= Short exercise =
Reproduce the material exactly, omitting nothing.

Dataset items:
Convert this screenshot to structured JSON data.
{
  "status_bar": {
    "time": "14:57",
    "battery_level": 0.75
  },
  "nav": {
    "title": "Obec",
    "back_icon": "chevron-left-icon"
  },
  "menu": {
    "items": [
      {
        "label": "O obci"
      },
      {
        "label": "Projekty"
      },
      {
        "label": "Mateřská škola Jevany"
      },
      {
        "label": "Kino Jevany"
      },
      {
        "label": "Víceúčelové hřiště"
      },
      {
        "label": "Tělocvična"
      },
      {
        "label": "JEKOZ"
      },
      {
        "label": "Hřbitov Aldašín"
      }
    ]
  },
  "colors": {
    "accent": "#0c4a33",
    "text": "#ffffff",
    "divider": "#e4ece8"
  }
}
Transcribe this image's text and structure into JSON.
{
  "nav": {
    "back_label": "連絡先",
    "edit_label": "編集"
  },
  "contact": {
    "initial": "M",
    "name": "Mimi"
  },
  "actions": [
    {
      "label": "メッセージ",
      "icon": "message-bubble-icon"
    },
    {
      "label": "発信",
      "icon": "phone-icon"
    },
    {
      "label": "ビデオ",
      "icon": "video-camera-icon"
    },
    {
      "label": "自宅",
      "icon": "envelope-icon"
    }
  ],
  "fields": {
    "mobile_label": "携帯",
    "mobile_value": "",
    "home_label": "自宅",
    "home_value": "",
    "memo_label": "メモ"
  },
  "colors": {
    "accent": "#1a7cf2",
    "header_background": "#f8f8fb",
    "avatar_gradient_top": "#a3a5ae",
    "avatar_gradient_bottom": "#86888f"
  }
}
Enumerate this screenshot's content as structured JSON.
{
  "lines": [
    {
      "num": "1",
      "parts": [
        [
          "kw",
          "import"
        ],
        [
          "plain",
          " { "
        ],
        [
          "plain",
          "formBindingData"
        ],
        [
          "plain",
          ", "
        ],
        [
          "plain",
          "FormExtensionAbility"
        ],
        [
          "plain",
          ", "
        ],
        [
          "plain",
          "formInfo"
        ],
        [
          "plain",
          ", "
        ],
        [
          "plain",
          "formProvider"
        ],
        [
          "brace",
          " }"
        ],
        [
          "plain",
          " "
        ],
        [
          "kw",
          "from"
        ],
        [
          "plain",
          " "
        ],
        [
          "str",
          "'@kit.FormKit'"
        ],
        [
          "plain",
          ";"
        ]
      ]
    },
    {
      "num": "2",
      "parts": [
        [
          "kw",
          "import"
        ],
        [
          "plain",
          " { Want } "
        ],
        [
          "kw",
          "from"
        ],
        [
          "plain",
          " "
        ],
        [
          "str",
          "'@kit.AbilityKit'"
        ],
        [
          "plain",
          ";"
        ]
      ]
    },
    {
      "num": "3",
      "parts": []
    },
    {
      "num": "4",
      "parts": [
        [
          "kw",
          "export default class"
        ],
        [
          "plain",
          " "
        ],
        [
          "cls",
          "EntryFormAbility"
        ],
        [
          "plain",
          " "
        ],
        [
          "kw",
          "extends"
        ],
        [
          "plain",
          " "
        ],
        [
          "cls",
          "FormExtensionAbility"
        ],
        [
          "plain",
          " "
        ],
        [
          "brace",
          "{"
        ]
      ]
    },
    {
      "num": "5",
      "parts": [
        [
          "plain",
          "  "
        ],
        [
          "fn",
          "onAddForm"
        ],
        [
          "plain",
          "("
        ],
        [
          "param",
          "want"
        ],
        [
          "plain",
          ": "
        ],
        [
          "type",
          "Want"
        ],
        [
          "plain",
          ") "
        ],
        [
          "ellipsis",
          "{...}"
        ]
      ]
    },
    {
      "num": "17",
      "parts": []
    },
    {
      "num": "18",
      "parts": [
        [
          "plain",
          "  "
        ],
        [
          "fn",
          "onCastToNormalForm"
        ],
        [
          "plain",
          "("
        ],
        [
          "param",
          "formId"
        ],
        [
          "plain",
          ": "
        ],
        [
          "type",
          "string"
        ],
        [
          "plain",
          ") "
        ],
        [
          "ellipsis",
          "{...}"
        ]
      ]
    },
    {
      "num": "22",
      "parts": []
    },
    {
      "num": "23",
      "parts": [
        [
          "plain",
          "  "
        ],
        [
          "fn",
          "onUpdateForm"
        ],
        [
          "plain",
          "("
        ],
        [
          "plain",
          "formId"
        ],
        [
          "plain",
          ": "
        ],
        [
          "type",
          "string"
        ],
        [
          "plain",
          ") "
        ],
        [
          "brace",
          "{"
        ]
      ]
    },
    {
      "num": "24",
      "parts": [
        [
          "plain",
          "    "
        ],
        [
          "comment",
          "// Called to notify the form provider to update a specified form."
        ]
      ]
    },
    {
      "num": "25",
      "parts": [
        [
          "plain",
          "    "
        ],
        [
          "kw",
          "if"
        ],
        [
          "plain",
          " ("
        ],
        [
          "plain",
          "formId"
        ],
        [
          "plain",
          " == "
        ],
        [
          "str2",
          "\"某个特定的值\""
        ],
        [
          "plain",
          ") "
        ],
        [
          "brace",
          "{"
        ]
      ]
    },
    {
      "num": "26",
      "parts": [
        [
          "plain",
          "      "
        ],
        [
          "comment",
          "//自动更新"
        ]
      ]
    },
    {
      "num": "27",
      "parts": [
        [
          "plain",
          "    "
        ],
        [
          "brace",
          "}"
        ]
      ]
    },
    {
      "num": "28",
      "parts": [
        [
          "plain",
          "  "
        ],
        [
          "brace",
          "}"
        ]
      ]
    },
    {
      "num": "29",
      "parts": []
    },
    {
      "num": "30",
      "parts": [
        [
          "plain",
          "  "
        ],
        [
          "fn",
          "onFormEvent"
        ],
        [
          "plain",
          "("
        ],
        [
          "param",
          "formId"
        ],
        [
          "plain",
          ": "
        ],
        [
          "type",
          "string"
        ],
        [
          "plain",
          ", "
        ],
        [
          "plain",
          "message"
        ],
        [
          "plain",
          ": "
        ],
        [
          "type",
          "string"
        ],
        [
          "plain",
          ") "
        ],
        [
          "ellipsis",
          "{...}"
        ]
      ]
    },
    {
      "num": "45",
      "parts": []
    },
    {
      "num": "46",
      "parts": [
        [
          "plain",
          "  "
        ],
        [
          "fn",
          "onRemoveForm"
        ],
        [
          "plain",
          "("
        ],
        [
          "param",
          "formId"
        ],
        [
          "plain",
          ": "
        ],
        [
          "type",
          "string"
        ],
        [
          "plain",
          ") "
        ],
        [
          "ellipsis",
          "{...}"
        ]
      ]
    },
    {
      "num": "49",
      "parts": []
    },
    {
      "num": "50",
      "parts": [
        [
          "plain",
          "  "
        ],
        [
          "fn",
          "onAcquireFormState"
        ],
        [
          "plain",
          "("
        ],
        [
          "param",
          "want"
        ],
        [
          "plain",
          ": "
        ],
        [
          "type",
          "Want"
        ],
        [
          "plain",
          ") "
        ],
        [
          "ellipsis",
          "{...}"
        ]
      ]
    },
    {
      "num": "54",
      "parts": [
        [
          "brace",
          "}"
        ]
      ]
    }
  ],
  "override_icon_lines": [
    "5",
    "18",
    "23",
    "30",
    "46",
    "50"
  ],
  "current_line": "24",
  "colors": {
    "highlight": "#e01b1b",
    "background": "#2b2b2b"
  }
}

= Solution for this exercise =
Convert this screenshot to structured JSON data.
{
  "status_bar": {
    "time": "14:57",
    "battery_level": 0.75
  },
  "nav": {
    "title": "Obec",
    "back_icon": "chevron-left-icon"
  },
  "menu": {
    "items": [
      {
        "label": "O obci"
      },
      {
        "label": "Projekty"
      },
      {
        "label": "Mateřská škola Jevany"
      },
      {
        "label": "Kino Jevany"
      },
      {
        "label": "Víceúčelové hřiště"
      },
      {
        "label": "Tělocvična"
      },
      {
        "label": "JEKOZ"
      },
      {
        "label": "Hřbitov Aldašín"
      }
    ]
  },
  "colors": {
    "accent": "#0c4a33",
    "text": "#ffffff",
    "divider": "#e4ece8"
  }
}
Transcribe this image's text and structure into JSON.
{
  "nav": {
    "back_label": "連絡先",
    "edit_label": "編集"
  },
  "contact": {
    "initial": "M",
    "name": "Mimi"
  },
  "actions": [
    {
      "label": "メッセージ",
      "icon": "message-bubble-icon"
    },
    {
      "label": "発信",
      "icon": "phone-icon"
    },
    {
      "label": "ビデオ",
      "icon": "video-camera-icon"
    },
    {
      "label": "自宅",
      "icon": "envelope-icon"
    }
  ],
  "fields": {
    "mobile_label": "携帯",
    "mobile_value": "",
    "home_label": "自宅",
    "home_value": "",
    "memo_label": "メモ"
  },
  "colors": {
    "accent": "#1a7cf2",
    "header_background": "#f8f8fb",
    "avatar_gradient_top": "#a3a5ae",
    "avatar_gradient_bottom": "#86888f"
  }
}
Enumerate this screenshot's content as structured JSON.
{
  "lines": [
    {
      "num": "1",
      "parts": [
        [
          "kw",
          "import"
        ],
        [
          "plain",
          " { "
        ],
        [
          "plain",
          "formBindingData"
        ],
        [
          "plain",
          ", "
        ],
        [
          "plain",
          "FormExtensionAbility"
        ],
        [
          "plain",
          ", "
        ],
        [
          "plain",
          "formInfo"
        ],
        [
          "plain",
          ", "
        ],
        [
          "plain",
          "formProvider"
        ],
        [
          "brace",
          " }"
        ],
        [
          "plain",
          " "
        ],
        [
          "kw",
          "from"
        ],
        [
          "plain",
          " "
        ],
        [
          "str",
          "'@kit.FormKit'"
        ],
        [
          "plain",
          ";"
        ]
      ]
    },
    {
      "num": "2",
      "parts": [
        [
          "kw",
          "import"
        ],
        [
          "plain",
          " { Want } "
        ],
        [
          "kw",
          "from"
        ],
        [
          "plain",
          " "
        ],
        [
          "str",
          "'@kit.AbilityKit'"
        ],
        [
          "plain",
          ";"
        ]
      ]
    },
    {
      "num": "3",
      "parts": []
    },
    {
      "num": "4",
      "parts": [
        [
          "kw",
          "export default class"
        ],
        [
          "plain",
          " "
        ],
        [
          "cls",
          "EntryFormAbility"
        ],
        [
          "plain",
          " "
        ],
        [
          "kw",
          "extends"
        ],
        [
          "plain",
          " "
        ],
        [
          "cls",
          "FormExtensionAbility"
        ],
        [
          "plain",
          " "
        ],
        [
          "brace",
          "{"
        ]
      ]
    },
    {
      "num": "5",
      "parts": [
        [
          "plain",
          "  "
        ],
        [
          "fn",
          "onAddForm"
        ],
        [
          "plain",
          "("
        ],
        [
          "param",
          "want"
        ],
        [
          "plain",
          ": "
        ],
        [
          "type",
          "Want"
        ],
        [
          "plain",
          ") "
        ],
        [
          "ellipsis",
          "{...}"
        ]
      ]
    },
    {
      "num": "17",
      "parts": []
    },
    {
      "num": "18",
      "parts": [
        [
          "plain",
          "  "
        ],
        [
          "fn",
          "onCastToNormalForm"
        ],
        [
          "plain",
          "("
        ],
        [
          "param",
          "formId"
        ],
        [
          "plain",
          ": "
        ],
        [
          "type",
          "string"
        ],
        [
          "plain",
          ") "
        ],
        [
          "ellipsis",
          "{...}"
        ]
      ]
    },
    {
      "num": "22",
      "parts": []
    },
    {
      "num": "23",
      "parts": [
        [
          "plain",
          "  "
        ],
        [
          "fn",
          "onUpdateForm"
        ],
        [
          "plain",
          "("
        ],
        [
          "plain",
          "formId"
        ],
        [
          "plain",
          ": "
        ],
        [
          "type",
          "string"
        ],
        [
          "plain",
          ") "
        ],
        [
          "brace",
          "{"
        ]
      ]
    },
    {
      "num": "24",
      "parts": [
        [
          "plain",
          "    "
        ],
        [
          "comment",
          "// Called to notify the form provider to update a specified form."
        ]
      ]
    },
    {
      "num": "25",
      "parts": [
        [
          "plain",
          "    "
        ],
        [
          "kw",
          "if"
        ],
        [
          "plain",
          " ("
        ],
        [
          "plain",
          "formId"
        ],
        [
          "plain",
          " == "
        ],
        [
          "str2",
          "\"某个特定的值\""
        ],
        [
          "plain",
          ") "
        ],
        [
          "brace",
          "{"
        ]
      ]
    },
    {
      "num": "26",
      "parts": [
        [
          "plain",
          "      "
        ],
        [
          "comment",
          "//自动更新"
        ]
      ]
    },
    {
      "num": "27",
      "parts": [
        [
          "plain",
          "    "
        ],
        [
          "brace",
          "}"
        ]
      ]
    },
    {
      "num": "28",
      "parts": [
        [
          "plain",
          "  "
        ],
        [
          "brace",
          "}"
        ]
      ]
    },
    {
      "num": "29",
      "parts": []
    },
    {
      "num": "30",
      "parts": [
        [
          "plain",
          "  "
        ],
        [
          "fn",
          "onFormEvent"
        ],
        [
          "plain",
          "("
        ],
        [
          "param",
          "formId"
        ],
        [
          "plain",
          ": "
        ],
        [
          "type",
          "string"
        ],
        [
          "plain",
          ", "
        ],
        [
          "plain",
          "message"
        ],
        [
          "plain",
          ": "
        ],
        [
          "type",
          "string"
        ],
        [
          "plain",
          ") "
        ],
        [
          "ellipsis",
          "{...}"
        ]
      ]
    },
    {
      "num": "45",
      "parts": []
    },
    {
      "num": "46",
      "parts": [
        [
          "plain",
          "  "
        ],
        [
          "fn",
          "onRemoveForm"
        ],
        [
          "plain",
          "("
        ],
        [
          "param",
          "formId"
        ],
        [
          "plain",
          ": "
        ],
        [
          "type",
          "string"
        ],
        [
          "plain",
          ") "
        ],
        [
          "ellipsis",
          "{...}"
        ]
      ]
    },
    {
      "num": "49",
      "parts": []
    },
    {
      "num": "50",
      "parts": [
        [
          "plain",
          "  "
        ],
        [
          "fn",
          "onAcquireFormState"
        ],
        [
          "plain",
          "("
        ],
        [
          "param",
          "want"
        ],
        [
          "plain",
          ": "
        ],
        [
          "type",
          "Want"
        ],
        [
          "plain",
          ") "
        ],
        [
          "ellipsis",
          "{...}"
        ]
      ]
    },
    {
      "num": "54",
      "parts": [
        [
          "brace",
          "}"
        ]
      ]
    }
  ],
  "override_icon_lines": [
    "5",
    "18",
    "23",
    "30",
    "46",
    "50"
  ],
  "current_line": "24",
  "colors": {
    "highlight": "#e01b1b",
    "background": "#2b2b2b"
  }
}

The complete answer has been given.